§ **DIRECTIVE**
Please count the lines in the listing below where the word "Probability" appears. Give the number only.

§ **DATASET RECORDS**
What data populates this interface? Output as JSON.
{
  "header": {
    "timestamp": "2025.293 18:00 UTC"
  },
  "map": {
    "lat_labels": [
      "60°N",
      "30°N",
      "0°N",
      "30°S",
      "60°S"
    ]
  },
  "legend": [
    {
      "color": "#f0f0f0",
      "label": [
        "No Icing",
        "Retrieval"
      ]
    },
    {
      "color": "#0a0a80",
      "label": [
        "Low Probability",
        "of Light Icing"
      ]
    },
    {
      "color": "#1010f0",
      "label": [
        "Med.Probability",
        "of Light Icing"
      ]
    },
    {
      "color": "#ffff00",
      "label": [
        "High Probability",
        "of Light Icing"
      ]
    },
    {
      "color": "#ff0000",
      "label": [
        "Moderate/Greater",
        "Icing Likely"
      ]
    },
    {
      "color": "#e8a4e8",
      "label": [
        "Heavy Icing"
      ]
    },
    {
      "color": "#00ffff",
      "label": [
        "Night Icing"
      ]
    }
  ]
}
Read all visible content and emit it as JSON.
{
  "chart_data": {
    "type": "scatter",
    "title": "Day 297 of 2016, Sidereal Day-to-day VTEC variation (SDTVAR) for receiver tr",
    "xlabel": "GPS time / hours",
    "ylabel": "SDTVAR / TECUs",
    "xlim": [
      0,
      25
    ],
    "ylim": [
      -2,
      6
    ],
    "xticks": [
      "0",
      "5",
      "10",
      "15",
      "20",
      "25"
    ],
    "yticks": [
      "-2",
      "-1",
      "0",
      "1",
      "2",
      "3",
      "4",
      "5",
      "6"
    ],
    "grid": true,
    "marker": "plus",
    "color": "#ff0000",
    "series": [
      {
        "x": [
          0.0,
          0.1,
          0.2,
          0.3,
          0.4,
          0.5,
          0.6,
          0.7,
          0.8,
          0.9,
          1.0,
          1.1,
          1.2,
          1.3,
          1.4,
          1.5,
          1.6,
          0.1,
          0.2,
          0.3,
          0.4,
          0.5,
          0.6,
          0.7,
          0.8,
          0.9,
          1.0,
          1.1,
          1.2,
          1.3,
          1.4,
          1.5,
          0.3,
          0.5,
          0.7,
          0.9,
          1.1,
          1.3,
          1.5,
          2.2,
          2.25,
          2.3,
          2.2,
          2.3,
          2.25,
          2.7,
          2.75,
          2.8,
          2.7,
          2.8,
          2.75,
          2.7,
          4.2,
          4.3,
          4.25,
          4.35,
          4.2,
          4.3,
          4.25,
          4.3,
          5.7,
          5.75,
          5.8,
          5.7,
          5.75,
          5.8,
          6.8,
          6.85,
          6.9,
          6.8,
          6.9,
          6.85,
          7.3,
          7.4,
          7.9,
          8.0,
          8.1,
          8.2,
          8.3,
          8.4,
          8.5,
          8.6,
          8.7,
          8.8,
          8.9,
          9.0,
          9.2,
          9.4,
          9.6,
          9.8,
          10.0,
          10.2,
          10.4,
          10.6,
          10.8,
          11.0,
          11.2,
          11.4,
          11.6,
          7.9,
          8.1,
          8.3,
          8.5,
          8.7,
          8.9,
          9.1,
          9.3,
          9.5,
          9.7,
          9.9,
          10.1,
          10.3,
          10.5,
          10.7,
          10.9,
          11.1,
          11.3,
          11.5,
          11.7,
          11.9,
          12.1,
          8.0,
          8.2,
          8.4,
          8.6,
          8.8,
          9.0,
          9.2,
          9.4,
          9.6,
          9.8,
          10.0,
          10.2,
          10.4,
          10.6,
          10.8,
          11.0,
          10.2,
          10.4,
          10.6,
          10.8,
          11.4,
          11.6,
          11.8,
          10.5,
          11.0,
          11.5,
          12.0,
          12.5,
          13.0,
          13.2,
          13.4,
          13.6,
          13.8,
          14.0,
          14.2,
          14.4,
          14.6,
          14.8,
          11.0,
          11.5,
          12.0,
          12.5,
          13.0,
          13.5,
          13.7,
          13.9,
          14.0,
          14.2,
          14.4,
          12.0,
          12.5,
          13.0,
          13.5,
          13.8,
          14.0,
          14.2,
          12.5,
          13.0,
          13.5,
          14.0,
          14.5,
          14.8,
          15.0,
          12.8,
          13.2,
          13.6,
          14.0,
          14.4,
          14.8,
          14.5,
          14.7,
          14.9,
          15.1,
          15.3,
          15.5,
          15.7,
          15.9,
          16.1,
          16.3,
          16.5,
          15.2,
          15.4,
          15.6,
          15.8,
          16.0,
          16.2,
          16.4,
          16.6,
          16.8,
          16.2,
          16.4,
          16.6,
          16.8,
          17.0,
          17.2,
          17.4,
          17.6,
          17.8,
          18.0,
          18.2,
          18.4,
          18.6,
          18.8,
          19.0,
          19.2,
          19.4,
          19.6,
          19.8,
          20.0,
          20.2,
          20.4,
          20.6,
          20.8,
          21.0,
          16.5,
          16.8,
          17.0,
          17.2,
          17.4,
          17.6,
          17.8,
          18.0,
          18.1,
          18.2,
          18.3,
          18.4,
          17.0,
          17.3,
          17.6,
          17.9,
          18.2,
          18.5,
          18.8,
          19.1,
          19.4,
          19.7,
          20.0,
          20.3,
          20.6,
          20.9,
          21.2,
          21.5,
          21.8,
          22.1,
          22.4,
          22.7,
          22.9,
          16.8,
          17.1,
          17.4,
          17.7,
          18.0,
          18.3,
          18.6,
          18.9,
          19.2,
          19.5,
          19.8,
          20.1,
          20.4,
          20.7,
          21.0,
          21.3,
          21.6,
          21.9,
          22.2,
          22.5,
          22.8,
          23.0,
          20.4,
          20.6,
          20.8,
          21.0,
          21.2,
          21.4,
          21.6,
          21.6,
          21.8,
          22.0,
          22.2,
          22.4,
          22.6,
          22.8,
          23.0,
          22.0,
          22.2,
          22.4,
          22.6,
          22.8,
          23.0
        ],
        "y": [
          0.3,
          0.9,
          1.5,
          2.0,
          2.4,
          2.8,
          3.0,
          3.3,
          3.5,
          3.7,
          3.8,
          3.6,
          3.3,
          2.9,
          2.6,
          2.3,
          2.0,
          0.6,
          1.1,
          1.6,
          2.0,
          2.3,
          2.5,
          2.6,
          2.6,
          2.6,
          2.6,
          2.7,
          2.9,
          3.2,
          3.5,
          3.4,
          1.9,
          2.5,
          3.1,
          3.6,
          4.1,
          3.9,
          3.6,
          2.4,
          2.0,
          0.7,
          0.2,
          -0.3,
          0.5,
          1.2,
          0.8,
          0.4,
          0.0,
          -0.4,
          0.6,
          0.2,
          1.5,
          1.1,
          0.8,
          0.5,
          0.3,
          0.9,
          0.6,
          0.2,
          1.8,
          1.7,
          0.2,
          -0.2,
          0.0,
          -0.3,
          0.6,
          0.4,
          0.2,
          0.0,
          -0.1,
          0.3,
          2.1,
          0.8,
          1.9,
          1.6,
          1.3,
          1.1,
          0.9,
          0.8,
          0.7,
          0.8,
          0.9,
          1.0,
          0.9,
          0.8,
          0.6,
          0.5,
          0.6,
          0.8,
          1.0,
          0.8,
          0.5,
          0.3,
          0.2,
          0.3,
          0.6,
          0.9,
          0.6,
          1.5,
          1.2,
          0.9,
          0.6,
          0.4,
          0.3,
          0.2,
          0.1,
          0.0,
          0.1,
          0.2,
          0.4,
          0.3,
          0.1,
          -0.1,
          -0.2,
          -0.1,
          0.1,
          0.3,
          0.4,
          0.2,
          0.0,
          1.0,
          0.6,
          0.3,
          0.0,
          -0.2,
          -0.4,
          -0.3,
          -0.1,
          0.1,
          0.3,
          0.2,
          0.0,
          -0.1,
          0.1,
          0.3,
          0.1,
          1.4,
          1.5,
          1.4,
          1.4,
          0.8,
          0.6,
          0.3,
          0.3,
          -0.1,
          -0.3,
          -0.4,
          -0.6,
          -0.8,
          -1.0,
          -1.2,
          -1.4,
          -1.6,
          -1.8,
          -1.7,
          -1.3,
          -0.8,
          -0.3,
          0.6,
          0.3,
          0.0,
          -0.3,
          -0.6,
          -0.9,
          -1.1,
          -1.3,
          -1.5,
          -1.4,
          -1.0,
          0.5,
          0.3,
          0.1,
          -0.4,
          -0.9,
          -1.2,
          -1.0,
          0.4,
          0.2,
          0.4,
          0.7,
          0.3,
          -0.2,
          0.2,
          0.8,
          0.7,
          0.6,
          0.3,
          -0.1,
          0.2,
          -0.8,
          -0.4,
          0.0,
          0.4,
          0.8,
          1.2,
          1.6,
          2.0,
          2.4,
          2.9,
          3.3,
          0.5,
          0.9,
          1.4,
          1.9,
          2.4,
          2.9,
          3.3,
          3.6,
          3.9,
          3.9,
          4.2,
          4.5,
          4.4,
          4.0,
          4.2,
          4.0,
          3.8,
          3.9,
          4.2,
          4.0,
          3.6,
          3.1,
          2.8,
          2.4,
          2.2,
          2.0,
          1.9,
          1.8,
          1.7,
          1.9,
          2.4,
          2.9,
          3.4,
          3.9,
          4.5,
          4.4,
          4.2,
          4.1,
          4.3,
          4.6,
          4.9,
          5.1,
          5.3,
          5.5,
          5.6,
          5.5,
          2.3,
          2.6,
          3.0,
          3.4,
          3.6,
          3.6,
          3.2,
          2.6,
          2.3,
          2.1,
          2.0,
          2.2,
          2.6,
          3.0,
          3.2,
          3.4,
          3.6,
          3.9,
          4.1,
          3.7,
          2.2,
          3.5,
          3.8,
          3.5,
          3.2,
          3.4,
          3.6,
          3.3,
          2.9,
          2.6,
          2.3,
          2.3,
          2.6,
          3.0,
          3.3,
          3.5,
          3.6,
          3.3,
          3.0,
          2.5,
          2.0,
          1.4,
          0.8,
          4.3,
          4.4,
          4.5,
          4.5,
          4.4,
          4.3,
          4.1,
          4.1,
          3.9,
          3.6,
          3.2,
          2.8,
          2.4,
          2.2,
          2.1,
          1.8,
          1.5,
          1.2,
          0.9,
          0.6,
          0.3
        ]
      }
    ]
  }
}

§ **EXERCISE OUTPUT**
3